SET PROBLEM:
Look for the word "inserted" in the entries below, then copy every line that has it.

SUPPLIED MATERIAL:
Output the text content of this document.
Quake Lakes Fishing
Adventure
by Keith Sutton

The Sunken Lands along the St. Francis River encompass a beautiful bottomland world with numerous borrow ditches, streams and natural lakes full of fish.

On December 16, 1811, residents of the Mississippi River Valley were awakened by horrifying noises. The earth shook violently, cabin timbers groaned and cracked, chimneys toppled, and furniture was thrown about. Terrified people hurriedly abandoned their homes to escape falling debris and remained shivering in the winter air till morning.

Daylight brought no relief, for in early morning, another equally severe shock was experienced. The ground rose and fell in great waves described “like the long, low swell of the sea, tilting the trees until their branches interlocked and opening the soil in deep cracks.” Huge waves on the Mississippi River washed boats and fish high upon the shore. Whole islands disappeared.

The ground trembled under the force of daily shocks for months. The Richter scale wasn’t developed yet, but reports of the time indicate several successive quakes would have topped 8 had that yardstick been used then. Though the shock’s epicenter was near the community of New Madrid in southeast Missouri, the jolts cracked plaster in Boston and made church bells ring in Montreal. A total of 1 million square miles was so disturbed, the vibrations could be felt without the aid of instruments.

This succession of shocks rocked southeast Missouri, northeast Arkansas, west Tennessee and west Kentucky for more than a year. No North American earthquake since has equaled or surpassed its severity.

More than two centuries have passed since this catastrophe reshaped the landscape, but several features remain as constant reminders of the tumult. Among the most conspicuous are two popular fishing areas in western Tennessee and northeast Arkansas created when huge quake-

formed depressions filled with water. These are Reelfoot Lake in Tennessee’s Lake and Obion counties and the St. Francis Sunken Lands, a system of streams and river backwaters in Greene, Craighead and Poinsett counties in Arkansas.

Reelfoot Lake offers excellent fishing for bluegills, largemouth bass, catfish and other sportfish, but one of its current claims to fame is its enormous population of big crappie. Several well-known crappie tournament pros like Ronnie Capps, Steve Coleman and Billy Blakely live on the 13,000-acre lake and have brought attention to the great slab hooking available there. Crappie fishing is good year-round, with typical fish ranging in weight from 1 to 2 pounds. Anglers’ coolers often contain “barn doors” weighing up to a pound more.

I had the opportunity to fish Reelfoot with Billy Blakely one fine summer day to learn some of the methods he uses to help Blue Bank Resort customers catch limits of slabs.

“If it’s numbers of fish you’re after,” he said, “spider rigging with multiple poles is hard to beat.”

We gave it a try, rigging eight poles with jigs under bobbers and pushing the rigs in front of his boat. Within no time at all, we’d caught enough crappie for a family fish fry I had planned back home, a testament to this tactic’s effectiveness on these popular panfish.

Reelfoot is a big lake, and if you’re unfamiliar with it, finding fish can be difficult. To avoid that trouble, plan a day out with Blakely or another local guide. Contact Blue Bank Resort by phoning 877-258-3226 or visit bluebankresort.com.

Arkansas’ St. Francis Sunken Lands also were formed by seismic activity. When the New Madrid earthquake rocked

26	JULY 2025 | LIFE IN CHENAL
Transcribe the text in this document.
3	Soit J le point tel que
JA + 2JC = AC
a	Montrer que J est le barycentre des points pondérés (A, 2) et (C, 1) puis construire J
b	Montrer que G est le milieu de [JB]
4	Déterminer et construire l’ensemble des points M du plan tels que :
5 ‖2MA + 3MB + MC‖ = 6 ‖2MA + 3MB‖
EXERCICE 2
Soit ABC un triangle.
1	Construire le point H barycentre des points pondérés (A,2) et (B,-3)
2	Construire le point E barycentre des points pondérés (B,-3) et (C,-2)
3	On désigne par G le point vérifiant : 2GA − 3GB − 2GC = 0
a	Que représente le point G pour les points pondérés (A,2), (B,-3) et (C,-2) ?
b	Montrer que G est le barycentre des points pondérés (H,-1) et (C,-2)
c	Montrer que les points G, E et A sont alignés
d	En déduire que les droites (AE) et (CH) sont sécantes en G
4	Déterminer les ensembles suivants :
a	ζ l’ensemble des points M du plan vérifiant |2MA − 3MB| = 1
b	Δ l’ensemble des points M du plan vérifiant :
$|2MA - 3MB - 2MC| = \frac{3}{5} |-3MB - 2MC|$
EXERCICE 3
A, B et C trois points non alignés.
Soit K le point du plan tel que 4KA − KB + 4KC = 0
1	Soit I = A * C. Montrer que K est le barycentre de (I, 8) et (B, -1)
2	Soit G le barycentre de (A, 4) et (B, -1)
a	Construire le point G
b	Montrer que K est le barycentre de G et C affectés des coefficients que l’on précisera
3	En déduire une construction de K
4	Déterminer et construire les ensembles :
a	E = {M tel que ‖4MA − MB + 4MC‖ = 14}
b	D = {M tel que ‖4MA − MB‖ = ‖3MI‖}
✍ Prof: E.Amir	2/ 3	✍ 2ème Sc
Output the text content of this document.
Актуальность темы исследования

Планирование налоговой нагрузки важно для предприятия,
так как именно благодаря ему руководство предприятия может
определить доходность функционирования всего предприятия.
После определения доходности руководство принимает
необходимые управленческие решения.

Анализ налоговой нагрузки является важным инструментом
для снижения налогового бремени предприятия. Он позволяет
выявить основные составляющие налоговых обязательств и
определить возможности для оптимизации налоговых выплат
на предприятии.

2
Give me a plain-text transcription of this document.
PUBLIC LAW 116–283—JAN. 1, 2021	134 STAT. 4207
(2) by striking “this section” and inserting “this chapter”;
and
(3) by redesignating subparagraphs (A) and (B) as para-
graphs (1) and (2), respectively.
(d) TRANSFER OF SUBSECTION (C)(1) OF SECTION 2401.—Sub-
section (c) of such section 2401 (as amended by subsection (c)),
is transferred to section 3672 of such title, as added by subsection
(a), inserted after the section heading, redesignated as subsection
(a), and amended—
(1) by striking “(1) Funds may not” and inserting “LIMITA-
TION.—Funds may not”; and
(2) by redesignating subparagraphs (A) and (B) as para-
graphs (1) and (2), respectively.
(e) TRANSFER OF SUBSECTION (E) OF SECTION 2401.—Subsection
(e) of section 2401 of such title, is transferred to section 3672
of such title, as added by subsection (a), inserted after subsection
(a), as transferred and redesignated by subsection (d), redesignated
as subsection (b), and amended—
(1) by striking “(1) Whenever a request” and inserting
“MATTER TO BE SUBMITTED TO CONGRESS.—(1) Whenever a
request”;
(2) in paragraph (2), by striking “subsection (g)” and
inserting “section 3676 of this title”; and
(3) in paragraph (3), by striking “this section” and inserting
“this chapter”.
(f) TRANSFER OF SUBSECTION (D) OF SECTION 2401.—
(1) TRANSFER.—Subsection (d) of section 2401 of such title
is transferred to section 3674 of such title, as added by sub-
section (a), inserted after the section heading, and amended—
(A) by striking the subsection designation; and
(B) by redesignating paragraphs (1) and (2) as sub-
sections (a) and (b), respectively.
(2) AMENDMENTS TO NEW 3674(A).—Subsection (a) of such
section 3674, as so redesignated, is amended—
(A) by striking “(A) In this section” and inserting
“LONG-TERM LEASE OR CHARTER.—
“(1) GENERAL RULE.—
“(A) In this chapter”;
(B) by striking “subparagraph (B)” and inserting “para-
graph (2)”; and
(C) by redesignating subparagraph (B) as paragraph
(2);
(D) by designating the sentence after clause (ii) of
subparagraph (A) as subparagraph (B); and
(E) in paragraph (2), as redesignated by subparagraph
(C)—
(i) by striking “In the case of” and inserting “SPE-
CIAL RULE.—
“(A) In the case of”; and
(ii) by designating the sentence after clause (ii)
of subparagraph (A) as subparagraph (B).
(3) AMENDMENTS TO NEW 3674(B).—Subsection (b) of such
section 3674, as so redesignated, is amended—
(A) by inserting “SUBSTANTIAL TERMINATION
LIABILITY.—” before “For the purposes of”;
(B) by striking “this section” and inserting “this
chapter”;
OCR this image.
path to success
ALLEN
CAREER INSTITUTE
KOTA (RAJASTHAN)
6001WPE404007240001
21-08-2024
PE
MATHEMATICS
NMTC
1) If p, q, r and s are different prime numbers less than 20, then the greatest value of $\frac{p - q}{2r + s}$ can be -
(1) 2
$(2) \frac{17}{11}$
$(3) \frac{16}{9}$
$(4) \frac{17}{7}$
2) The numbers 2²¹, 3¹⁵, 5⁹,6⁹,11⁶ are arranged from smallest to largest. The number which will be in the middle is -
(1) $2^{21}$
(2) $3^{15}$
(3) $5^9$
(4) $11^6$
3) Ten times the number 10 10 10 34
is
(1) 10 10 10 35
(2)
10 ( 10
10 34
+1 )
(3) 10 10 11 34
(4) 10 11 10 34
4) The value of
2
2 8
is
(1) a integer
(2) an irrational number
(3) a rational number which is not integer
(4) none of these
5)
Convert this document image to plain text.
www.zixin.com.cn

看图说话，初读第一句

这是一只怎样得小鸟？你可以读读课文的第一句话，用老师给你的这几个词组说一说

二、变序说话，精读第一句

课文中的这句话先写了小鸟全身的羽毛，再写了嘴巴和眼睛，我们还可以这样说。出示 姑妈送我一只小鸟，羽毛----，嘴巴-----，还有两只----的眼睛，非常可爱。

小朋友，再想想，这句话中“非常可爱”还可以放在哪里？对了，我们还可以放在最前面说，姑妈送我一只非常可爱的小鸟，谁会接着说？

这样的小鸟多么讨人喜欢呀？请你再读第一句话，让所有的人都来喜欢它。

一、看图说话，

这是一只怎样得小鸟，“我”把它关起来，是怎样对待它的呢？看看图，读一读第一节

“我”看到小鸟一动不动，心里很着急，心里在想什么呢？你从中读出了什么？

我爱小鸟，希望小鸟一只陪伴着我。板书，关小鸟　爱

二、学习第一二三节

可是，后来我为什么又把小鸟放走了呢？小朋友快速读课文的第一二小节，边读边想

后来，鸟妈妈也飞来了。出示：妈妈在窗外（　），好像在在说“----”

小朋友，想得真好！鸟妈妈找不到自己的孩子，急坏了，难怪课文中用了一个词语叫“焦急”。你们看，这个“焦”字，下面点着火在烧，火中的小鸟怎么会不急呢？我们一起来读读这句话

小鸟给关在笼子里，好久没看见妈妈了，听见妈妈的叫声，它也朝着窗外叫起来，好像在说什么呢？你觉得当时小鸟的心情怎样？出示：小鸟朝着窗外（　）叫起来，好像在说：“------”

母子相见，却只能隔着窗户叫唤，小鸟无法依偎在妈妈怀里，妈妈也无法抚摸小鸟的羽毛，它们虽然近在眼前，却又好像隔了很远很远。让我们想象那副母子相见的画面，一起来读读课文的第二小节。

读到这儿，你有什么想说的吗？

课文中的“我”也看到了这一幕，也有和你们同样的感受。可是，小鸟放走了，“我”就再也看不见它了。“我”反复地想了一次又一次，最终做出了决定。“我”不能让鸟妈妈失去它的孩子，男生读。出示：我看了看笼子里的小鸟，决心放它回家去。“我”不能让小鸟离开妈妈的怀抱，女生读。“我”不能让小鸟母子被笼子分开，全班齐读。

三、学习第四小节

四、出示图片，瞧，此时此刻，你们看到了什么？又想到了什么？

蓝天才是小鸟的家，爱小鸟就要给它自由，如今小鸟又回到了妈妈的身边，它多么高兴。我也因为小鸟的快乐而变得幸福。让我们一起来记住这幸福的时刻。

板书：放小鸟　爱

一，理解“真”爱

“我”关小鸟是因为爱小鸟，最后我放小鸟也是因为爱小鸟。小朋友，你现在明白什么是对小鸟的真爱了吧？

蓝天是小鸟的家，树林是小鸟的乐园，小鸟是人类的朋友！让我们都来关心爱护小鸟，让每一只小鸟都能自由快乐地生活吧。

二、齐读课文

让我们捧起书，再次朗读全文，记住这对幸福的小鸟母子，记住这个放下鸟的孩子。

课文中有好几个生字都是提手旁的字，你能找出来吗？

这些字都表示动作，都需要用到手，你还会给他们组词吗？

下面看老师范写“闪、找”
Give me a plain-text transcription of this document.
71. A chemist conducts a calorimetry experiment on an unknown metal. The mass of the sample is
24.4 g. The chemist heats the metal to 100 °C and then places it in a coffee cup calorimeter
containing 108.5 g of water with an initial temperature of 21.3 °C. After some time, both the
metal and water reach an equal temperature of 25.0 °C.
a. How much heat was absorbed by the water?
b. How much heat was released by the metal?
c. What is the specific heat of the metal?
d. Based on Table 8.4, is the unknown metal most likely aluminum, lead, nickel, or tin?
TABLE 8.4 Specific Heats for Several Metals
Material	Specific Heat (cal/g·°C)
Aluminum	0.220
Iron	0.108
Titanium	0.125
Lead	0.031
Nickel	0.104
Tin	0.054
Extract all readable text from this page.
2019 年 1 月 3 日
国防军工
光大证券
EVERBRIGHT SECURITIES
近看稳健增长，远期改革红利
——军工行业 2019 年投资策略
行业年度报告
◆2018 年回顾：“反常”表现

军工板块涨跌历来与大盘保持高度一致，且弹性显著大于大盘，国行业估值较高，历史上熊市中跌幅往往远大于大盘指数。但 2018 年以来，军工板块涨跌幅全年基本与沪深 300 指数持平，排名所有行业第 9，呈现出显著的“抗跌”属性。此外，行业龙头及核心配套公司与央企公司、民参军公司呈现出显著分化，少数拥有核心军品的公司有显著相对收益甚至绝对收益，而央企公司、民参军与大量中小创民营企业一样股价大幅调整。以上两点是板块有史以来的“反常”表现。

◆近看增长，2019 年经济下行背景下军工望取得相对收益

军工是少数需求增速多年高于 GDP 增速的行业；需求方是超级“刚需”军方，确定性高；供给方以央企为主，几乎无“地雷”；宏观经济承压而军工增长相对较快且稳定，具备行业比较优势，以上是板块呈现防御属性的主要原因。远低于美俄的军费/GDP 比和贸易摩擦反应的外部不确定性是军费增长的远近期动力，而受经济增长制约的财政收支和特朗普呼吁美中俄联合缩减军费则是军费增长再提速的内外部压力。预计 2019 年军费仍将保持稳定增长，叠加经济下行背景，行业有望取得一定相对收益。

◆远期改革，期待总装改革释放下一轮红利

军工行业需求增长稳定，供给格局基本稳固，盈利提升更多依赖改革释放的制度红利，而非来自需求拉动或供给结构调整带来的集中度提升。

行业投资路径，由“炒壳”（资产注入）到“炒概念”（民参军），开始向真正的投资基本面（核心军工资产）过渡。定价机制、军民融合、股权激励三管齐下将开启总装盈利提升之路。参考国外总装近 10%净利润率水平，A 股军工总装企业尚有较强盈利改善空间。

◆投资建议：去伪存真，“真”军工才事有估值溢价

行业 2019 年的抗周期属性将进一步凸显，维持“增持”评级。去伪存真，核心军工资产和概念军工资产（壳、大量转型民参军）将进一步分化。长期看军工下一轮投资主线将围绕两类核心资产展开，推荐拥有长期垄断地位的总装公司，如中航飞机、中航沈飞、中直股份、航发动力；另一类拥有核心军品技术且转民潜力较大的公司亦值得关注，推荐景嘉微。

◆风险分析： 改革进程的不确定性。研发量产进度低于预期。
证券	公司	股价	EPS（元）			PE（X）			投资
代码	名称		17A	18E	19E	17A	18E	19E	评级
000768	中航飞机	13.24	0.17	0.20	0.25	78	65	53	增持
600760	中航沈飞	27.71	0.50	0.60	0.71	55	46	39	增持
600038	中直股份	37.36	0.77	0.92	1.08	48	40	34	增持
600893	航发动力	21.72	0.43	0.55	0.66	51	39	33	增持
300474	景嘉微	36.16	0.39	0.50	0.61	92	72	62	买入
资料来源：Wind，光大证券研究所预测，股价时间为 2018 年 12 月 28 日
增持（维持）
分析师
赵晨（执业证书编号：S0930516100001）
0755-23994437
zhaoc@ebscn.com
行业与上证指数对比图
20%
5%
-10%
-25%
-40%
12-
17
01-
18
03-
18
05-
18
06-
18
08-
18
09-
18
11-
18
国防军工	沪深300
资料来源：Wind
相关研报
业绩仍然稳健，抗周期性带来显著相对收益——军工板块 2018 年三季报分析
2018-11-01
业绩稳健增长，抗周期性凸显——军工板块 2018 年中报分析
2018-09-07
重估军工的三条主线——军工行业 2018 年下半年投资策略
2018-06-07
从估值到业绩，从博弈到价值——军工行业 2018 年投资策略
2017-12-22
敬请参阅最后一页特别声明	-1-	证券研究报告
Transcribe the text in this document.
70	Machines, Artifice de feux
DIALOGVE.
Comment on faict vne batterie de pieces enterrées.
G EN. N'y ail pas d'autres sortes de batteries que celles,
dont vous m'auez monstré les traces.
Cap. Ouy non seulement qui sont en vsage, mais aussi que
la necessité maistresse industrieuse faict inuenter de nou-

FULL SOLUTION:
(a), inserted after the section heading, redesignated as subsection
of such title, as added by subsection (a), inserted after subsection
section (a), inserted after the section heading, and amended—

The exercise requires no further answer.